Extracted records:
++++++++++++++++++++

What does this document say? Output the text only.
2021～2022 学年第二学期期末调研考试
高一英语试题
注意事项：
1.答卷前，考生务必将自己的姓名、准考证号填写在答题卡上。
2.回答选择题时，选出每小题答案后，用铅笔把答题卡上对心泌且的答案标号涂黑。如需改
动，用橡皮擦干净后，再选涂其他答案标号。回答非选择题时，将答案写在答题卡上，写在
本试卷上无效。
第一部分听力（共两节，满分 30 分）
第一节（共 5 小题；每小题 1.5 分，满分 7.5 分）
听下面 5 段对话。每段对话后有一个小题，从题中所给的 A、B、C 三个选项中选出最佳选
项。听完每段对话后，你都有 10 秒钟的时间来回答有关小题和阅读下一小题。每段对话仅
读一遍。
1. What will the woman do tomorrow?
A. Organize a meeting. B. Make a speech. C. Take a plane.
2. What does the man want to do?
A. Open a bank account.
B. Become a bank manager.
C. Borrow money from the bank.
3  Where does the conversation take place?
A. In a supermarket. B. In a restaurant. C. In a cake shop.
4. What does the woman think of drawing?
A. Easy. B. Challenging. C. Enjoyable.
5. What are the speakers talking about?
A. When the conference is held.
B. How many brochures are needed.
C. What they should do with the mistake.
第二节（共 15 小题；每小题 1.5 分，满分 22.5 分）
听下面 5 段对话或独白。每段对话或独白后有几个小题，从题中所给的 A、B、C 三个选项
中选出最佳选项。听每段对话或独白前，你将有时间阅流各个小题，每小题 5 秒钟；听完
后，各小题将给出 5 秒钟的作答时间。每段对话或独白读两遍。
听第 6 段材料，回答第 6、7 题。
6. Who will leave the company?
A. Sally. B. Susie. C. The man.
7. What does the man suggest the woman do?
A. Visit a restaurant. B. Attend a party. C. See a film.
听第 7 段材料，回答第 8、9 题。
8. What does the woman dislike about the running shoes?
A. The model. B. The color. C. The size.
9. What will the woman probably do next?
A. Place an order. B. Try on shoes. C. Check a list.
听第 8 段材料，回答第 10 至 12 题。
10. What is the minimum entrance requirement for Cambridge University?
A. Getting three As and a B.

++++++++++++++++++++

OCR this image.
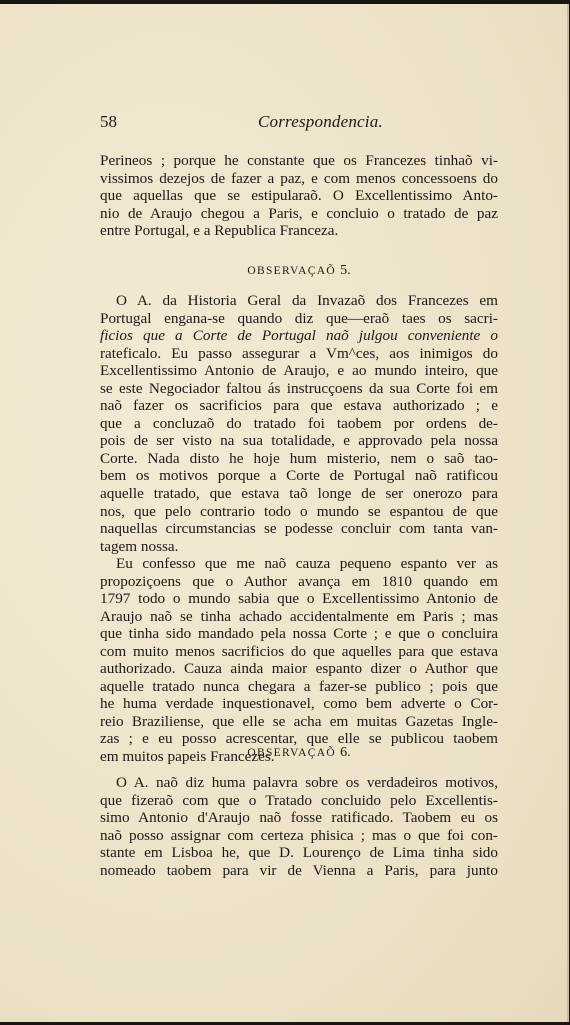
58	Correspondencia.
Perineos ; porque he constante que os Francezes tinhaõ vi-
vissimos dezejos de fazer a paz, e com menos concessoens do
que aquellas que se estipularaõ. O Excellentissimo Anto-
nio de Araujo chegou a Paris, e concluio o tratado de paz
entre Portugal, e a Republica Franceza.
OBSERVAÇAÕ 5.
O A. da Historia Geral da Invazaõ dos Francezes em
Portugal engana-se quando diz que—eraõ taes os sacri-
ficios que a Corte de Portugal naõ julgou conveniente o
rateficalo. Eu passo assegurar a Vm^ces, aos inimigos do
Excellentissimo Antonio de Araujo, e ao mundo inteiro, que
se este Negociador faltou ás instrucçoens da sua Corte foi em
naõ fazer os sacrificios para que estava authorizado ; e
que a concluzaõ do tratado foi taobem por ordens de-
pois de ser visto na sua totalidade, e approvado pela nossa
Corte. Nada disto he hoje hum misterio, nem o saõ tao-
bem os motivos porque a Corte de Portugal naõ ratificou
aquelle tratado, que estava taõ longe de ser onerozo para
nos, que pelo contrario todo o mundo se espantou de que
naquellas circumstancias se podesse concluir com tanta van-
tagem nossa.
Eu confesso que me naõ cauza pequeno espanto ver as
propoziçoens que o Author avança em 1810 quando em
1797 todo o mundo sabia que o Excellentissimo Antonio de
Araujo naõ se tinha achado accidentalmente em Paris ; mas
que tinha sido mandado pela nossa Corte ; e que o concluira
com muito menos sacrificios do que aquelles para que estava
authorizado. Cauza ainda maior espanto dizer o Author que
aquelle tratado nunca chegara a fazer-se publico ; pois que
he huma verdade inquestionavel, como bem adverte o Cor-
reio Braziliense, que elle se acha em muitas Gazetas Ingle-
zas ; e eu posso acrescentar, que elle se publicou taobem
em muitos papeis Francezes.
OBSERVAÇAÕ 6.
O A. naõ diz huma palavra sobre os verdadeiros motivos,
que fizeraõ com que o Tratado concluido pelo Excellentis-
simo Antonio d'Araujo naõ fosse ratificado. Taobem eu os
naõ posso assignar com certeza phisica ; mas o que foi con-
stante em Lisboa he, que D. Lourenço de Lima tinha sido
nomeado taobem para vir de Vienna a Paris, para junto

++++++++++++++++++++

--- AIM ---
In the entries above, locate every line with the word "motivos" and copy it.

--- TASK OUTPUT ---
bem os motivos porque a Corte de Portugal naõ ratificou
O A. naõ diz huma palavra sobre os verdadeiros motivos,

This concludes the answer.